» Exercise:
Will you quote all of the entries, word for word?

» Data extract:
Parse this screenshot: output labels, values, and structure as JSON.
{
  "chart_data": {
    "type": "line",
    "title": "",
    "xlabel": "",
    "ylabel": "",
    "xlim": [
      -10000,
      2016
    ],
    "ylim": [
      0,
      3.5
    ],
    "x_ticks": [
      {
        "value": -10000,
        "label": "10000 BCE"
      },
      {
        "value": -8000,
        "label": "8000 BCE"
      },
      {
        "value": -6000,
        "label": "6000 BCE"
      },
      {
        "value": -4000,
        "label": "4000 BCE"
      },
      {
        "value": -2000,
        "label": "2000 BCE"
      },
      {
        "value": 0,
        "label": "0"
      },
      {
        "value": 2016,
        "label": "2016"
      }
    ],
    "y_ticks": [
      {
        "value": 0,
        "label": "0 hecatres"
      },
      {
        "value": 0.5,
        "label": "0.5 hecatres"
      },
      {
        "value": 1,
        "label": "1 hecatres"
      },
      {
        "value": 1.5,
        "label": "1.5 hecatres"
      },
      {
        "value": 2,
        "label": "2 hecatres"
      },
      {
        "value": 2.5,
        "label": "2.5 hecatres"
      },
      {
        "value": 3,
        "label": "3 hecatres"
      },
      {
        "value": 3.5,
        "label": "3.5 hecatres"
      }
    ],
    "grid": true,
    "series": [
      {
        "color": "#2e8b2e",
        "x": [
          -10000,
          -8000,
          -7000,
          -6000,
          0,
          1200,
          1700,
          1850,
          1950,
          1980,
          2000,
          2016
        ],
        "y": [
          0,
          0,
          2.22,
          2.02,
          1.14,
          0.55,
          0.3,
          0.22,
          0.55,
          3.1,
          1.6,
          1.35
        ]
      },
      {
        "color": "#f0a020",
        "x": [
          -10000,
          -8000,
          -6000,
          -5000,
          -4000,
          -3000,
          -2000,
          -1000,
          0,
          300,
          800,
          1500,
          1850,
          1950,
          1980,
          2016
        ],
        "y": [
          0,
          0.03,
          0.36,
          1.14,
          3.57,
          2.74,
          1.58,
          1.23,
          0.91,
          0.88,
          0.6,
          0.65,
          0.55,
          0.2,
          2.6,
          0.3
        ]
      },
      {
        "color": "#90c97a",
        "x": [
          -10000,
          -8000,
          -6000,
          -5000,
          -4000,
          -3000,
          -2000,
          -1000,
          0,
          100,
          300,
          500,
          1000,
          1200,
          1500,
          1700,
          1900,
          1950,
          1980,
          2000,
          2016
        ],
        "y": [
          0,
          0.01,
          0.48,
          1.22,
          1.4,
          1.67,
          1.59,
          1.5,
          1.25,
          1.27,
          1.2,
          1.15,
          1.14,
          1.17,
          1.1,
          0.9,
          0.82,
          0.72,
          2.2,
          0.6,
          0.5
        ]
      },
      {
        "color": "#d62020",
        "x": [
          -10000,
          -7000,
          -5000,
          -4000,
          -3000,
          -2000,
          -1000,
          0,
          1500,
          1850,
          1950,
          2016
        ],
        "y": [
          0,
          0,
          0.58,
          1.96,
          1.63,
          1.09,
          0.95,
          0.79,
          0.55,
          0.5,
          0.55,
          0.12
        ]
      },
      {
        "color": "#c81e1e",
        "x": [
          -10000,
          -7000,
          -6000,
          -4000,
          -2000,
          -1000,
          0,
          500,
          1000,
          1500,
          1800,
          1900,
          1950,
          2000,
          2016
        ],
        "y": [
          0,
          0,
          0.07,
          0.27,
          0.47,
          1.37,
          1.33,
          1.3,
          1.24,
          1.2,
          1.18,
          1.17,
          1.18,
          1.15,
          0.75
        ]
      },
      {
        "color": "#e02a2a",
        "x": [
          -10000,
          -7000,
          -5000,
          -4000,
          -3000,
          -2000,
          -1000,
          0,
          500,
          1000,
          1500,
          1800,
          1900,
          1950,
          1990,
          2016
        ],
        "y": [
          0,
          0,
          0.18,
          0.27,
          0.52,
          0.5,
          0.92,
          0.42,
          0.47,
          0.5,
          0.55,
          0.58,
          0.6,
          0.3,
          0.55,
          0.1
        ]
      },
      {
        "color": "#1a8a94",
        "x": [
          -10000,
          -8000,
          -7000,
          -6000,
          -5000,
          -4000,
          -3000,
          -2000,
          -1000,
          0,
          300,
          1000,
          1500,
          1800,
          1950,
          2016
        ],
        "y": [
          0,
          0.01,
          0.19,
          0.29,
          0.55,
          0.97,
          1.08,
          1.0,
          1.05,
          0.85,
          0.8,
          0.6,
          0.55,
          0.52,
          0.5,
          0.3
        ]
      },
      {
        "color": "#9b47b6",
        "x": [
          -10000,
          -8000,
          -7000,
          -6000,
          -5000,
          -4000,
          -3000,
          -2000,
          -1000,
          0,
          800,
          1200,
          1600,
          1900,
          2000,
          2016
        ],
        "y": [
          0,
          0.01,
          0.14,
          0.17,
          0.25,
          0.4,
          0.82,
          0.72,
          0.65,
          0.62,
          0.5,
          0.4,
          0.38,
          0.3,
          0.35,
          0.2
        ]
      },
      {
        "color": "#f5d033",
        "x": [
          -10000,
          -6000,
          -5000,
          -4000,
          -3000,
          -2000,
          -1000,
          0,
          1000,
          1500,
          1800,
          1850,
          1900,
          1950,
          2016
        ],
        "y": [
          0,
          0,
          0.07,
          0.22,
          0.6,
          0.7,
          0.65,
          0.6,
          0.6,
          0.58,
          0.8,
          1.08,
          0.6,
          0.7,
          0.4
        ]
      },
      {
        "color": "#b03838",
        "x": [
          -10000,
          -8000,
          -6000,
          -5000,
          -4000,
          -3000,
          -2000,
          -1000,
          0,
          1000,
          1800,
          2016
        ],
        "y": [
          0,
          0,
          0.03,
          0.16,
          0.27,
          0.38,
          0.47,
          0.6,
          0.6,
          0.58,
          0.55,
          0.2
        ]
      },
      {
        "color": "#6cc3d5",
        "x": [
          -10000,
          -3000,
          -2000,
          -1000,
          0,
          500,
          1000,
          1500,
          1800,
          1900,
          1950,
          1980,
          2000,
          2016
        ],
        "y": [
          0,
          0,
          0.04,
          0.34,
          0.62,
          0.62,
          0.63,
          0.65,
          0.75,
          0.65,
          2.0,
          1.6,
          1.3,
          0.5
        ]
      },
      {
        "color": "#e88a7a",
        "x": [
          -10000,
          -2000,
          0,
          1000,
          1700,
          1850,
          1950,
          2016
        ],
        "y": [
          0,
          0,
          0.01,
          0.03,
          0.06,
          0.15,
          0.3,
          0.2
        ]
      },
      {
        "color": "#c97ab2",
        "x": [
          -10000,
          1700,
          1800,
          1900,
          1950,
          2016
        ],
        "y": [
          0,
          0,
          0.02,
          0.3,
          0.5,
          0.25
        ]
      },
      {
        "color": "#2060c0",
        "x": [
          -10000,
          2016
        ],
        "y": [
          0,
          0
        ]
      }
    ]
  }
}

» Finished answer:
Parse this screenshot: output labels, values, and structure as JSON.
{
  "chart_data": {
    "type": "line",
    "title": "",
    "xlabel": "",
    "ylabel": "",
    "xlim": [
      -10000,
      2016
    ],
    "ylim": [
      0,
      3.5
    ],
    "x_ticks": [
      {
        "value": -10000,
        "label": "10000 BCE"
      },
      {
        "value": -8000,
        "label": "8000 BCE"
      },
      {
        "value": -6000,
        "label": "6000 BCE"
      },
      {
        "value": -4000,
        "label": "4000 BCE"
      },
      {
        "value": -2000,
        "label": "2000 BCE"
      },
      {
        "value": 0,
        "label": "0"
      },
      {
        "value": 2016,
        "label": "2016"
      }
    ],
    "y_ticks": [
      {
        "value": 0,
        "label": "0 hecatres"
      },
      {
        "value": 0.5,
        "label": "0.5 hecatres"
      },
      {
        "value": 1,
        "label": "1 hecatres"
      },
      {
        "value": 1.5,
        "label": "1.5 hecatres"
      },
      {
        "value": 2,
        "label": "2 hecatres"
      },
      {
        "value": 2.5,
        "label": "2.5 hecatres"
      },
      {
        "value": 3,
        "label": "3 hecatres"
      },
      {
        "value": 3.5,
        "label": "3.5 hecatres"
      }
    ],
    "grid": true,
    "series": [
      {
        "color": "#2e8b2e",
        "x": [
          -10000,
          -8000,
          -7000,
          -6000,
          0,
          1200,
          1700,
          1850,
          1950,
          1980,
          2000,
          2016
        ],
        "y": [
          0,
          0,
          2.22,
          2.02,
          1.14,
          0.55,
          0.3,
          0.22,
          0.55,
          3.1,
          1.6,
          1.35
        ]
      },
      {
        "color": "#f0a020",
        "x": [
          -10000,
          -8000,
          -6000,
          -5000,
          -4000,
          -3000,
          -2000,
          -1000,
          0,
          300,
          800,
          1500,
          1850,
          1950,
          1980,
          2016
        ],
        "y": [
          0,
          0.03,
          0.36,
          1.14,
          3.57,
          2.74,
          1.58,
          1.23,
          0.91,
          0.88,
          0.6,
          0.65,
          0.55,
          0.2,
          2.6,
          0.3
        ]
      },
      {
        "color": "#90c97a",
        "x": [
          -10000,
          -8000,
          -6000,
          -5000,
          -4000,
          -3000,
          -2000,
          -1000,
          0,
          100,
          300,
          500,
          1000,
          1200,
          1500,
          1700,
          1900,
          1950,
          1980,
          2000,
          2016
        ],
        "y": [
          0,
          0.01,
          0.48,
          1.22,
          1.4,
          1.67,
          1.59,
          1.5,
          1.25,
          1.27,
          1.2,
          1.15,
          1.14,
          1.17,
          1.1,
          0.9,
          0.82,
          0.72,
          2.2,
          0.6,
          0.5
        ]
      },
      {
        "color": "#d62020",
        "x": [
          -10000,
          -7000,
          -5000,
          -4000,
          -3000,
          -2000,
          -1000,
          0,
          1500,
          1850,
          1950,
          2016
        ],
        "y": [
          0,
          0,
          0.58,
          1.96,
          1.63,
          1.09,
          0.95,
          0.79,
          0.55,
          0.5,
          0.55,
          0.12
        ]
      },
      {
        "color": "#c81e1e",
        "x": [
          -10000,
          -7000,
          -6000,
          -4000,
          -2000,
          -1000,
          0,
          500,
          1000,
          1500,
          1800,
          1900,
          1950,
          2000,
          2016
        ],
        "y": [
          0,
          0,
          0.07,
          0.27,
          0.47,
          1.37,
          1.33,
          1.3,
          1.24,
          1.2,
          1.18,
          1.17,
          1.18,
          1.15,
          0.75
        ]
      },
      {
        "color": "#e02a2a",
        "x": [
          -10000,
          -7000,
          -5000,
          -4000,
          -3000,
          -2000,
          -1000,
          0,
          500,
          1000,
          1500,
          1800,
          1900,
          1950,
          1990,
          2016
        ],
        "y": [
          0,
          0,
          0.18,
          0.27,
          0.52,
          0.5,
          0.92,
          0.42,
          0.47,
          0.5,
          0.55,
          0.58,
          0.6,
          0.3,
          0.55,
          0.1
        ]
      },
      {
        "color": "#1a8a94",
        "x": [
          -10000,
          -8000,
          -7000,
          -6000,
          -5000,
          -4000,
          -3000,
          -2000,
          -1000,
          0,
          300,
          1000,
          1500,
          1800,
          1950,
          2016
        ],
        "y": [
          0,
          0.01,
          0.19,
          0.29,
          0.55,
          0.97,
          1.08,
          1.0,
          1.05,
          0.85,
          0.8,
          0.6,
          0.55,
          0.52,
          0.5,
          0.3
        ]
      },
      {
        "color": "#9b47b6",
        "x": [
          -10000,
          -8000,
          -7000,
          -6000,
          -5000,
          -4000,
          -3000,
          -2000,
          -1000,
          0,
          800,
          1200,
          1600,
          1900,
          2000,
          2016
        ],
        "y": [
          0,
          0.01,
          0.14,
          0.17,
          0.25,
          0.4,
          0.82,
          0.72,
          0.65,
          0.62,
          0.5,
          0.4,
          0.38,
          0.3,
          0.35,
          0.2
        ]
      },
      {
        "color": "#f5d033",
        "x": [
          -10000,
          -6000,
          -5000,
          -4000,
          -3000,
          -2000,
          -1000,
          0,
          1000,
          1500,
          1800,
          1850,
          1900,
          1950,
          2016
        ],
        "y": [
          0,
          0,
          0.07,
          0.22,
          0.6,
          0.7,
          0.65,
          0.6,
          0.6,
          0.58,
          0.8,
          1.08,
          0.6,
          0.7,
          0.4
        ]
      },
      {
        "color": "#b03838",
        "x": [
          -10000,
          -8000,
          -6000,
          -5000,
          -4000,
          -3000,
          -2000,
          -1000,
          0,
          1000,
          1800,
          2016
        ],
        "y": [
          0,
          0,
          0.03,
          0.16,
          0.27,
          0.38,
          0.47,
          0.6,
          0.6,
          0.58,
          0.55,
          0.2
        ]
      },
      {
        "color": "#6cc3d5",
        "x": [
          -10000,
          -3000,
          -2000,
          -1000,
          0,
          500,
          1000,
          1500,
          1800,
          1900,
          1950,
          1980,
          2000,
          2016
        ],
        "y": [
          0,
          0,
          0.04,
          0.34,
          0.62,
          0.62,
          0.63,
          0.65,
          0.75,
          0.65,
          2.0,
          1.6,
          1.3,
          0.5
        ]
      },
      {
        "color": "#e88a7a",
        "x": [
          -10000,
          -2000,
          0,
          1000,
          1700,
          1850,
          1950,
          2016
        ],
        "y": [
          0,
          0,
          0.01,
          0.03,
          0.06,
          0.15,
          0.3,
          0.2
        ]
      },
      {
        "color": "#c97ab2",
        "x": [
          -10000,
          1700,
          1800,
          1900,
          1950,
          2016
        ],
        "y": [
          0,
          0,
          0.02,
          0.3,
          0.5,
          0.25
        ]
      },
      {
        "color": "#2060c0",
        "x": [
          -10000,
          2016
        ],
        "y": [
          0,
          0
        ]
      }
    ]
  }
}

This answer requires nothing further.